| Entries shown |
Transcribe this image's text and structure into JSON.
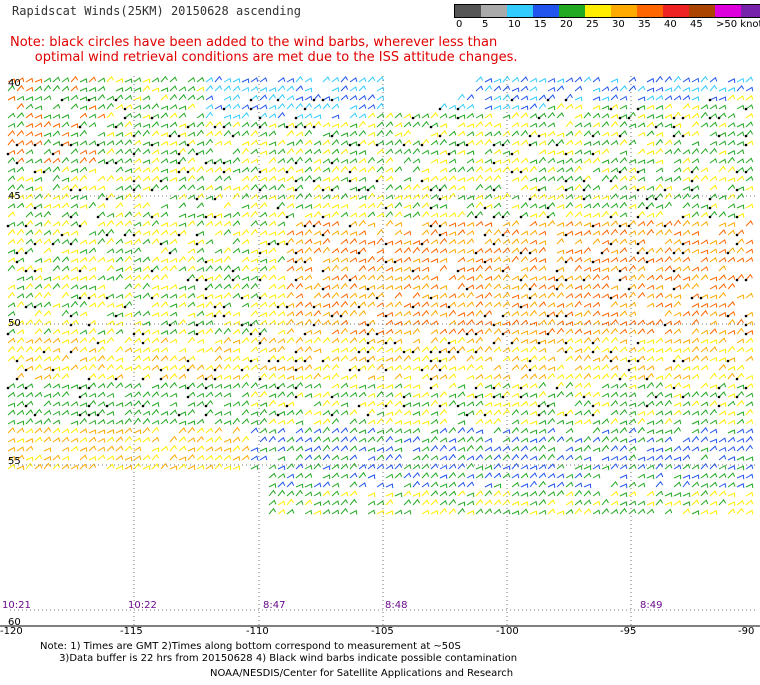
{
  "header": {
    "title": "Rapidscat Winds(25KM) 20150628 ascending",
    "note_line1": "Note: black circles have been added to the wind barbs, wherever less than",
    "note_line2": "      optimal wind retrieval conditions are met due to the ISS attitude changes."
  },
  "color_scale": {
    "labels": [
      "0",
      "5",
      "10",
      "15",
      "20",
      "25",
      "30",
      "35",
      "40",
      "45",
      ">50 knots"
    ],
    "colors": [
      "#555555",
      "#aaaaaa",
      "#33ccff",
      "#2255ee",
      "#22aa22",
      "#ffee00",
      "#ffaa00",
      "#ff6600",
      "#ee2222",
      "#aa4400",
      "#dd00dd",
      "#7722aa"
    ]
  },
  "map": {
    "lat_labels": [
      "40",
      "45",
      "50",
      "55",
      "60"
    ],
    "lon_labels": [
      "-120",
      "-115",
      "-110",
      "-105",
      "-100",
      "-95",
      "-90"
    ],
    "time_labels": [
      "10:21",
      "10:22",
      "8:47",
      "8:48",
      "8:49"
    ]
  },
  "footer": {
    "line1": "Note: 1) Times are GMT 2)Times along bottom correspond to measurement at ~50S",
    "line2": "      3)Data buffer is 22 hrs from 20150628 4) Black wind barbs indicate possible contamination",
    "credit": "NOAA/NESDIS/Center for Satellite Applications and Research"
  }
}
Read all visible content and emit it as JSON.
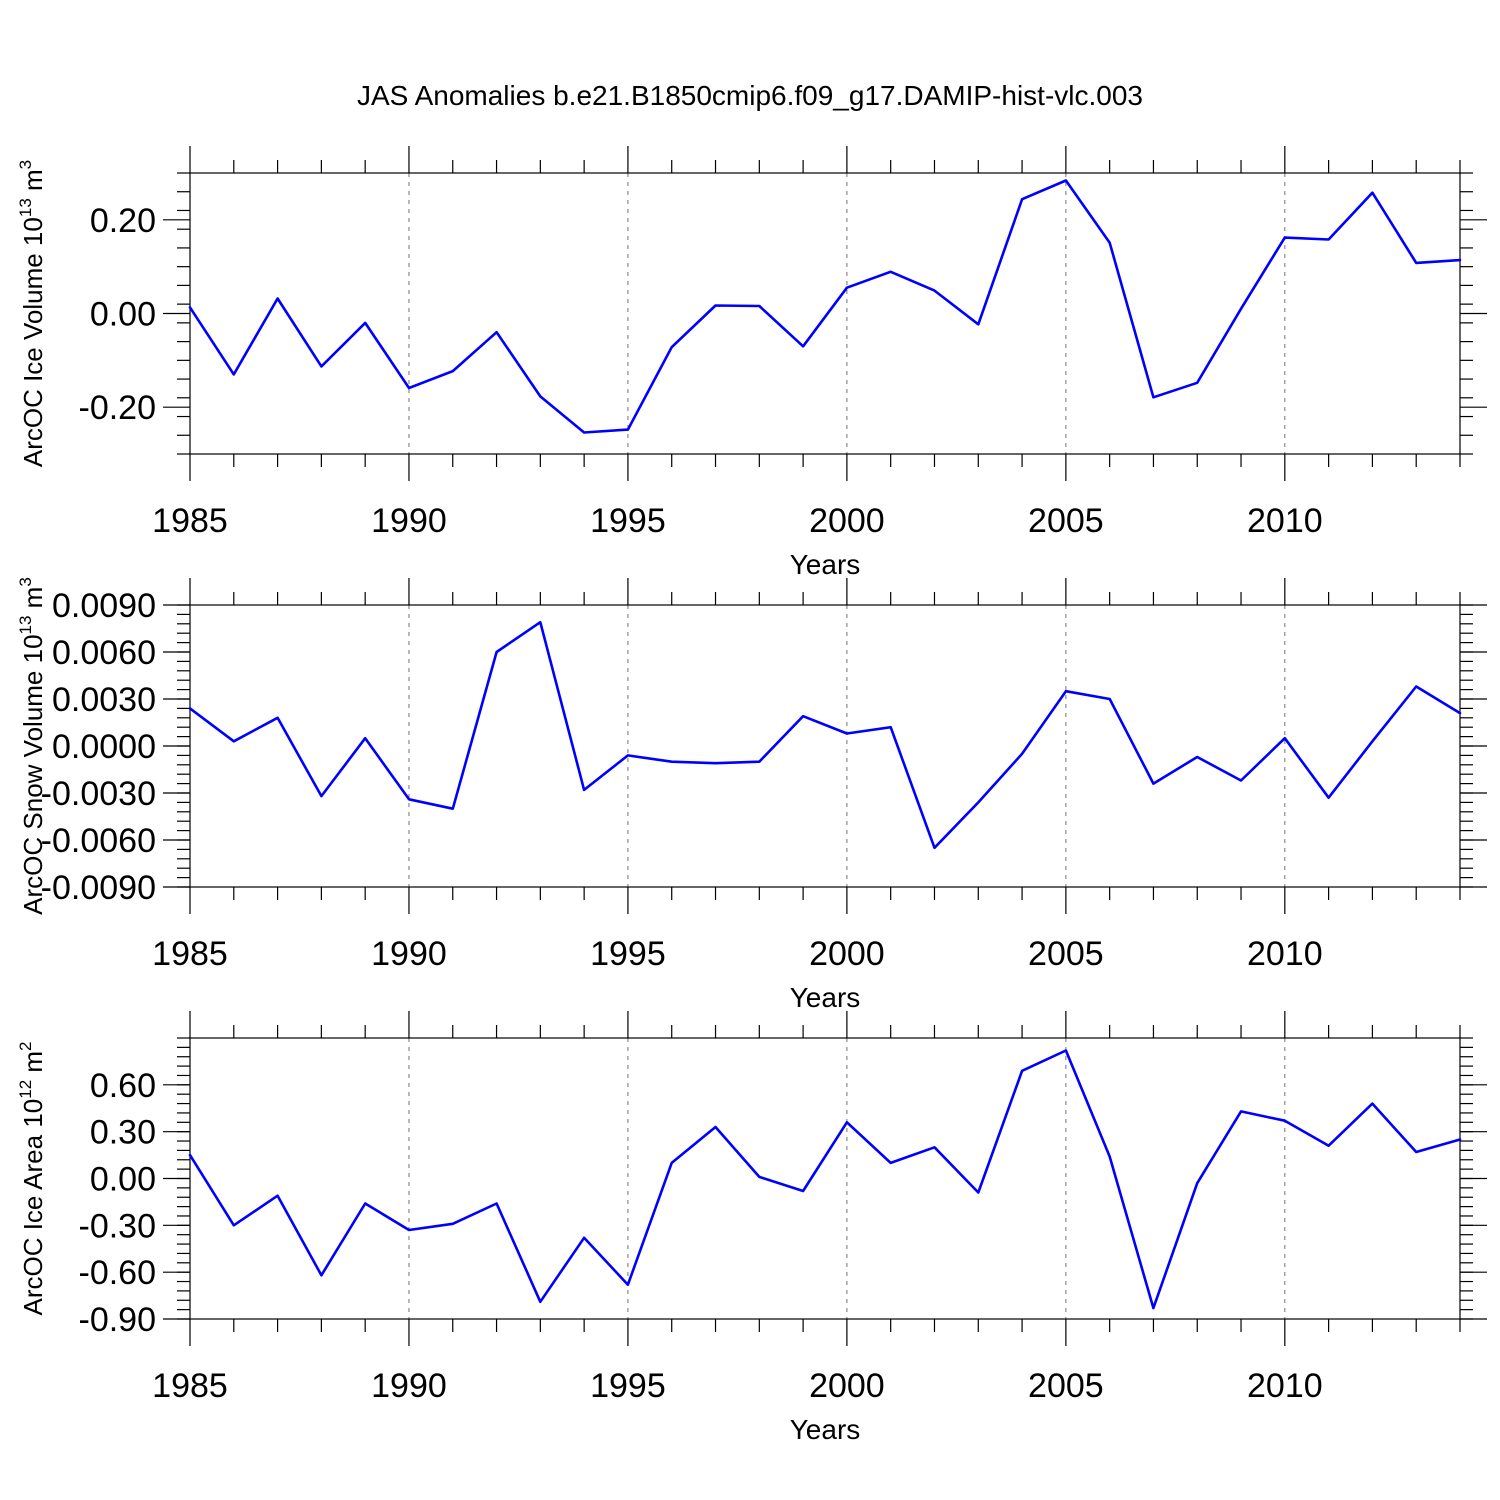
{
  "title": "JAS Anomalies b.e21.B1850cmip6.f09_g17.DAMIP-hist-vlc.003",
  "colors": {
    "series": "#0000ff",
    "axes": "#000000",
    "background": "#ffffff"
  },
  "chart_data": [
    {
      "type": "line",
      "ylabel": "ArcOC Ice Volume 10",
      "ylabel_sup": "13",
      "ylabel_unit": " m",
      "ylabel_unit_sup": "3",
      "xlabel": "Years",
      "xlim": [
        1985,
        2014
      ],
      "ylim": [
        -0.3,
        0.3
      ],
      "x_ticks": [
        1985,
        1990,
        1995,
        2000,
        2005,
        2010
      ],
      "x_tick_labels": [
        "1985",
        "1990",
        "1995",
        "2000",
        "2005",
        "2010"
      ],
      "y_ticks": [
        0.2,
        0.0,
        -0.2
      ],
      "y_tick_labels": [
        "0.20",
        "0.00",
        "-0.20"
      ],
      "grid": "vertical dashed at major x ticks",
      "series": [
        {
          "x": [
            1985,
            1986,
            1987,
            1988,
            1989,
            1990,
            1991,
            1992,
            1993,
            1994,
            1995,
            1996,
            1997,
            1998,
            1999,
            2000,
            2001,
            2002,
            2003,
            2004,
            2005,
            2006,
            2007,
            2008,
            2009,
            2010,
            2011,
            2012,
            2013,
            2014
          ],
          "values": [
            0.013,
            -0.13,
            0.032,
            -0.113,
            -0.02,
            -0.159,
            -0.123,
            -0.04,
            -0.177,
            -0.254,
            -0.248,
            -0.072,
            0.017,
            0.016,
            -0.07,
            0.055,
            0.089,
            0.049,
            -0.023,
            0.244,
            0.284,
            0.151,
            -0.179,
            -0.148,
            0.01,
            0.162,
            0.158,
            0.258,
            0.108,
            0.114
          ]
        }
      ]
    },
    {
      "type": "line",
      "ylabel": "ArcOC Snow Volume 10",
      "ylabel_sup": "13",
      "ylabel_unit": " m",
      "ylabel_unit_sup": "3",
      "xlabel": "Years",
      "xlim": [
        1985,
        2014
      ],
      "ylim": [
        -0.009,
        0.009
      ],
      "x_ticks": [
        1985,
        1990,
        1995,
        2000,
        2005,
        2010
      ],
      "x_tick_labels": [
        "1985",
        "1990",
        "1995",
        "2000",
        "2005",
        "2010"
      ],
      "y_ticks": [
        0.009,
        0.006,
        0.003,
        0.0,
        -0.003,
        -0.006,
        -0.009
      ],
      "y_tick_labels": [
        "0.0090",
        "0.0060",
        "0.0030",
        "0.0000",
        "-0.0030",
        "-0.0060",
        "-0.0090"
      ],
      "grid": "vertical dashed at major x ticks",
      "series": [
        {
          "x": [
            1985,
            1986,
            1987,
            1988,
            1989,
            1990,
            1991,
            1992,
            1993,
            1994,
            1995,
            1996,
            1997,
            1998,
            1999,
            2000,
            2001,
            2002,
            2003,
            2004,
            2005,
            2006,
            2007,
            2008,
            2009,
            2010,
            2011,
            2012,
            2013,
            2014
          ],
          "values": [
            0.0024,
            0.0003,
            0.0018,
            -0.0032,
            0.0005,
            -0.0034,
            -0.004,
            0.006,
            0.0079,
            -0.0028,
            -0.0006,
            -0.001,
            -0.0011,
            -0.001,
            0.0019,
            0.0008,
            0.0012,
            -0.0065,
            -0.0036,
            -0.0005,
            0.0035,
            0.003,
            -0.0024,
            -0.0007,
            -0.0022,
            0.0005,
            -0.0033,
            0.0003,
            0.0038,
            0.0021
          ]
        }
      ]
    },
    {
      "type": "line",
      "ylabel": "ArcOC Ice Area 10",
      "ylabel_sup": "12",
      "ylabel_unit": " m",
      "ylabel_unit_sup": "2",
      "xlabel": "Years",
      "xlim": [
        1985,
        2014
      ],
      "ylim": [
        -0.9,
        0.9
      ],
      "x_ticks": [
        1985,
        1990,
        1995,
        2000,
        2005,
        2010
      ],
      "x_tick_labels": [
        "1985",
        "1990",
        "1995",
        "2000",
        "2005",
        "2010"
      ],
      "y_ticks": [
        0.6,
        0.3,
        0.0,
        -0.3,
        -0.6,
        -0.9
      ],
      "y_tick_labels": [
        "0.60",
        "0.30",
        "0.00",
        "-0.30",
        "-0.60",
        "-0.90"
      ],
      "grid": "vertical dashed at major x ticks",
      "series": [
        {
          "x": [
            1985,
            1986,
            1987,
            1988,
            1989,
            1990,
            1991,
            1992,
            1993,
            1994,
            1995,
            1996,
            1997,
            1998,
            1999,
            2000,
            2001,
            2002,
            2003,
            2004,
            2005,
            2006,
            2007,
            2008,
            2009,
            2010,
            2011,
            2012,
            2013,
            2014
          ],
          "values": [
            0.15,
            -0.3,
            -0.11,
            -0.62,
            -0.16,
            -0.33,
            -0.29,
            -0.16,
            -0.79,
            -0.38,
            -0.68,
            0.1,
            0.33,
            0.01,
            -0.08,
            0.36,
            0.1,
            0.2,
            -0.09,
            0.69,
            0.82,
            0.14,
            -0.83,
            -0.03,
            0.43,
            0.37,
            0.21,
            0.48,
            0.17,
            0.25
          ]
        }
      ]
    }
  ]
}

| Objective |
Pick out lines containing the word "title", each one as written.

| Result of this task |
    "title": "Rapidscat Winds(25KM) 20150628 ascending",
  "title": "JAS Anomalies b.e21.B1850cmip6.f09_g17.DAMIP-hist-vlc.003",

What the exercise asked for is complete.